• Exercise prompt: Skip all pictures, then print the remaining material exactly.

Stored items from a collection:
[start]

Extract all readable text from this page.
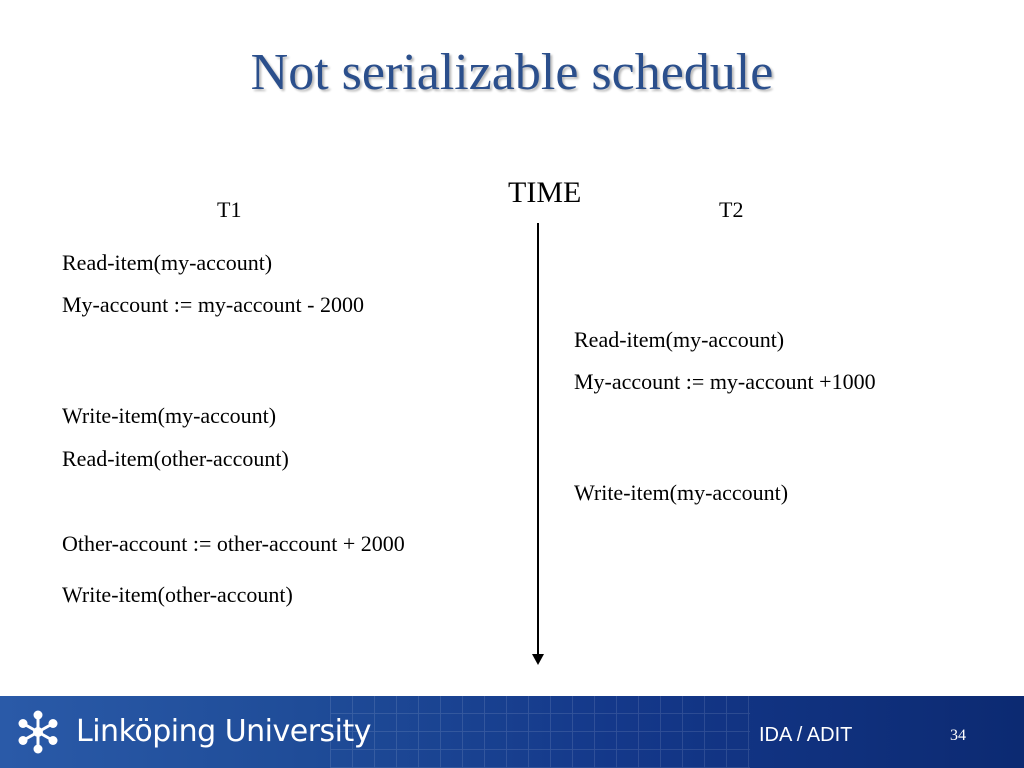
Not serializable schedule
T1
TIME
T2
Read-item(my-account)
My-account := my-account - 2000
Write-item(my-account)
Read-item(other-account)
Other-account := other-account + 2000
Write-item(other-account)
Read-item(my-account)
My-account := my-account +1000
Write-item(my-account)
Linköping University	IDA / ADIT	34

[end]

• Task response:
Extract all readable text from this page.
Not serializable schedule
T1
TIME
T2
Read-item(my-account)
My-account := my-account - 2000
Write-item(my-account)
Read-item(other-account)
Other-account := other-account + 2000
Write-item(other-account)
Read-item(my-account)
My-account := my-account +1000
Write-item(my-account)
Linköping University	IDA / ADIT	34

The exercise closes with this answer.